• **SHORT TASK**
Your task is to restate the data word for word.

• **GIVEN DATA**
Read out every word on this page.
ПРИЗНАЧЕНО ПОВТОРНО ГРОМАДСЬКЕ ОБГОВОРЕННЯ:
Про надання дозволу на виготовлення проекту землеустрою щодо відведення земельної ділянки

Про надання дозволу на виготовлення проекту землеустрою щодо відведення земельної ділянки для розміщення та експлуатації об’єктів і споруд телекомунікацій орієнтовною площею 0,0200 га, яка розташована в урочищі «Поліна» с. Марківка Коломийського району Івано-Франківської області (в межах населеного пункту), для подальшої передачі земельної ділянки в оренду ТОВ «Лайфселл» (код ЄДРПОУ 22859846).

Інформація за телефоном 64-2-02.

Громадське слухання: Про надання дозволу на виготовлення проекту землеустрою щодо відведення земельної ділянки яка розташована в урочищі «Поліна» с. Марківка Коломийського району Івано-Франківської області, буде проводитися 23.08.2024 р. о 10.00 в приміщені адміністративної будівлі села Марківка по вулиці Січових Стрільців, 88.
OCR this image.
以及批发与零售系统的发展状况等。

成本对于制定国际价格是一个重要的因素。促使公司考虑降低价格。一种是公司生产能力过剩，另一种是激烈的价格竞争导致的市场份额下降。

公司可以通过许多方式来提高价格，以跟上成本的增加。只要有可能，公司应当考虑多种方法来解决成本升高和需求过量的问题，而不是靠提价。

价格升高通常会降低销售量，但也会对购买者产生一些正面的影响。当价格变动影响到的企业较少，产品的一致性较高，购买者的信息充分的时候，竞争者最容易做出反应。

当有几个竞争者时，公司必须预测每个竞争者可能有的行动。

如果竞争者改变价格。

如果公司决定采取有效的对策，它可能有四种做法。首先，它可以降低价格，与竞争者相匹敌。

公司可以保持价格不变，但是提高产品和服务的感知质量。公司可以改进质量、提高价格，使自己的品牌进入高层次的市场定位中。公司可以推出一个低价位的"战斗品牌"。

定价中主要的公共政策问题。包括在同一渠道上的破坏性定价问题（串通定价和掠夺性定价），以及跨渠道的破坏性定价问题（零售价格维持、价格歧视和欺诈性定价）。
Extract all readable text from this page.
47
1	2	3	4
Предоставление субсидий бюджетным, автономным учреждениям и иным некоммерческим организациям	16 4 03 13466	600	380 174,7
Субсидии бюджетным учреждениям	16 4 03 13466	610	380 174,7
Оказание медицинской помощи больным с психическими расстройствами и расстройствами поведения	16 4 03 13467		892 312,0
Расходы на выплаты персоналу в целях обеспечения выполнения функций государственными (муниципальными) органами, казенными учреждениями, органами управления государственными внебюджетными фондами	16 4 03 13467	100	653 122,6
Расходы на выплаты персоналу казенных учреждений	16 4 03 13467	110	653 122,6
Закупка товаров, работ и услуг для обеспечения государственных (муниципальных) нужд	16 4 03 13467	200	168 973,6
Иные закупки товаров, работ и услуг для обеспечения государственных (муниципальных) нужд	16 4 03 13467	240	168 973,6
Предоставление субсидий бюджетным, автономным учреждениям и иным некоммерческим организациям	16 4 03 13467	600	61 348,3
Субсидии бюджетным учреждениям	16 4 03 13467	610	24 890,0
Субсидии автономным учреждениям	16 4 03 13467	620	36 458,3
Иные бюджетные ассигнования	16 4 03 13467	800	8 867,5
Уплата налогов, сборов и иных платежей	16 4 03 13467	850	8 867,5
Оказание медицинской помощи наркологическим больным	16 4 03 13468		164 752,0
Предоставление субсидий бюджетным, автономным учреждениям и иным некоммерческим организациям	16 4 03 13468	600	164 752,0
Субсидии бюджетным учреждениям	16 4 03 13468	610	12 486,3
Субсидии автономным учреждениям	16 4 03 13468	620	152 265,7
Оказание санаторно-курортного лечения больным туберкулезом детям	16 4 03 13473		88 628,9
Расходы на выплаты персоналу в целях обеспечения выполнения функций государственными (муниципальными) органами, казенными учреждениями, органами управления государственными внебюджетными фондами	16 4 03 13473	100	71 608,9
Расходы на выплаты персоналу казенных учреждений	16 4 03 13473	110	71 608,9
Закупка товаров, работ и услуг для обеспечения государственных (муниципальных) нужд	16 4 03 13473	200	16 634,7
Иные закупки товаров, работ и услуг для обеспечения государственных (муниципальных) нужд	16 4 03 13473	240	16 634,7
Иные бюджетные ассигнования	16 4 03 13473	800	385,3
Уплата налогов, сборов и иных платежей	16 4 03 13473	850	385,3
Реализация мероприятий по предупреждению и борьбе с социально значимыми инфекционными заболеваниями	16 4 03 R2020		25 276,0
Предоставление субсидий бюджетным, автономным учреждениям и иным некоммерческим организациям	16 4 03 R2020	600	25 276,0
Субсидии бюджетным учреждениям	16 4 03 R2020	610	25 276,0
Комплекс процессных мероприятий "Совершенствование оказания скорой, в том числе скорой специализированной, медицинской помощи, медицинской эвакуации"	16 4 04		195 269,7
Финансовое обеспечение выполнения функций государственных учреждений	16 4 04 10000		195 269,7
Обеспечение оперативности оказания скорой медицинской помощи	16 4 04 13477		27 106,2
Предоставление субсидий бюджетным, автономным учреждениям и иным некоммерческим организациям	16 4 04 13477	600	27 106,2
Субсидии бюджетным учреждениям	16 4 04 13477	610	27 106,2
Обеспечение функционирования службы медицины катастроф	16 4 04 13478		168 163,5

• **FINAL RESULT**
Read out every word on this page.
ПРИЗНАЧЕНО ПОВТОРНО ГРОМАДСЬКЕ ОБГОВОРЕННЯ:
Про надання дозволу на виготовлення проекту землеустрою щодо відведення земельної ділянки

Про надання дозволу на виготовлення проекту землеустрою щодо відведення земельної ділянки для розміщення та експлуатації об’єктів і споруд телекомунікацій орієнтовною площею 0,0200 га, яка розташована в урочищі «Поліна» с. Марківка Коломийського району Івано-Франківської області (в межах населеного пункту), для подальшої передачі земельної ділянки в оренду ТОВ «Лайфселл» (код ЄДРПОУ 22859846).

Інформація за телефоном 64-2-02.

Громадське слухання: Про надання дозволу на виготовлення проекту землеустрою щодо відведення земельної ділянки яка розташована в урочищі «Поліна» с. Марківка Коломийського району Івано-Франківської області, буде проводитися 23.08.2024 р. о 10.00 в приміщені адміністративної будівлі села Марківка по вулиці Січових Стрільців, 88.
OCR this image.
以及批发与零售系统的发展状况等。

成本对于制定国际价格是一个重要的因素。促使公司考虑降低价格。一种是公司生产能力过剩，另一种是激烈的价格竞争导致的市场份额下降。

公司可以通过许多方式来提高价格，以跟上成本的增加。只要有可能，公司应当考虑多种方法来解决成本升高和需求过量的问题，而不是靠提价。

价格升高通常会降低销售量，但也会对购买者产生一些正面的影响。当价格变动影响到的企业较少，产品的一致性较高，购买者的信息充分的时候，竞争者最容易做出反应。

当有几个竞争者时，公司必须预测每个竞争者可能有的行动。

如果竞争者改变价格。

如果公司决定采取有效的对策，它可能有四种做法。首先，它可以降低价格，与竞争者相匹敌。

公司可以保持价格不变，但是提高产品和服务的感知质量。公司可以改进质量、提高价格，使自己的品牌进入高层次的市场定位中。公司可以推出一个低价位的"战斗品牌"。

定价中主要的公共政策问题。包括在同一渠道上的破坏性定价问题（串通定价和掠夺性定价），以及跨渠道的破坏性定价问题（零售价格维持、价格歧视和欺诈性定价）。
Extract all readable text from this page.
47
1	2	3	4
Предоставление субсидий бюджетным, автономным учреждениям и иным некоммерческим организациям	16 4 03 13466	600	380 174,7
Субсидии бюджетным учреждениям	16 4 03 13466	610	380 174,7
Оказание медицинской помощи больным с психическими расстройствами и расстройствами поведения	16 4 03 13467		892 312,0
Расходы на выплаты персоналу в целях обеспечения выполнения функций государственными (муниципальными) органами, казенными учреждениями, органами управления государственными внебюджетными фондами	16 4 03 13467	100	653 122,6
Расходы на выплаты персоналу казенных учреждений	16 4 03 13467	110	653 122,6
Закупка товаров, работ и услуг для обеспечения государственных (муниципальных) нужд	16 4 03 13467	200	168 973,6
Иные закупки товаров, работ и услуг для обеспечения государственных (муниципальных) нужд	16 4 03 13467	240	168 973,6
Предоставление субсидий бюджетным, автономным учреждениям и иным некоммерческим организациям	16 4 03 13467	600	61 348,3
Субсидии бюджетным учреждениям	16 4 03 13467	610	24 890,0
Субсидии автономным учреждениям	16 4 03 13467	620	36 458,3
Иные бюджетные ассигнования	16 4 03 13467	800	8 867,5
Уплата налогов, сборов и иных платежей	16 4 03 13467	850	8 867,5
Оказание медицинской помощи наркологическим больным	16 4 03 13468		164 752,0
Предоставление субсидий бюджетным, автономным учреждениям и иным некоммерческим организациям	16 4 03 13468	600	164 752,0
Субсидии бюджетным учреждениям	16 4 03 13468	610	12 486,3
Субсидии автономным учреждениям	16 4 03 13468	620	152 265,7
Оказание санаторно-курортного лечения больным туберкулезом детям	16 4 03 13473		88 628,9
Расходы на выплаты персоналу в целях обеспечения выполнения функций государственными (муниципальными) органами, казенными учреждениями, органами управления государственными внебюджетными фондами	16 4 03 13473	100	71 608,9
Расходы на выплаты персоналу казенных учреждений	16 4 03 13473	110	71 608,9
Закупка товаров, работ и услуг для обеспечения государственных (муниципальных) нужд	16 4 03 13473	200	16 634,7
Иные закупки товаров, работ и услуг для обеспечения государственных (муниципальных) нужд	16 4 03 13473	240	16 634,7
Иные бюджетные ассигнования	16 4 03 13473	800	385,3
Уплата налогов, сборов и иных платежей	16 4 03 13473	850	385,3
Реализация мероприятий по предупреждению и борьбе с социально значимыми инфекционными заболеваниями	16 4 03 R2020		25 276,0
Предоставление субсидий бюджетным, автономным учреждениям и иным некоммерческим организациям	16 4 03 R2020	600	25 276,0
Субсидии бюджетным учреждениям	16 4 03 R2020	610	25 276,0
Комплекс процессных мероприятий "Совершенствование оказания скорой, в том числе скорой специализированной, медицинской помощи, медицинской эвакуации"	16 4 04		195 269,7
Финансовое обеспечение выполнения функций государственных учреждений	16 4 04 10000		195 269,7
Обеспечение оперативности оказания скорой медицинской помощи	16 4 04 13477		27 106,2
Предоставление субсидий бюджетным, автономным учреждениям и иным некоммерческим организациям	16 4 04 13477	600	27 106,2
Субсидии бюджетным учреждениям	16 4 04 13477	610	27 106,2
Обеспечение функционирования службы медицины катастроф	16 4 04 13478		168 163,5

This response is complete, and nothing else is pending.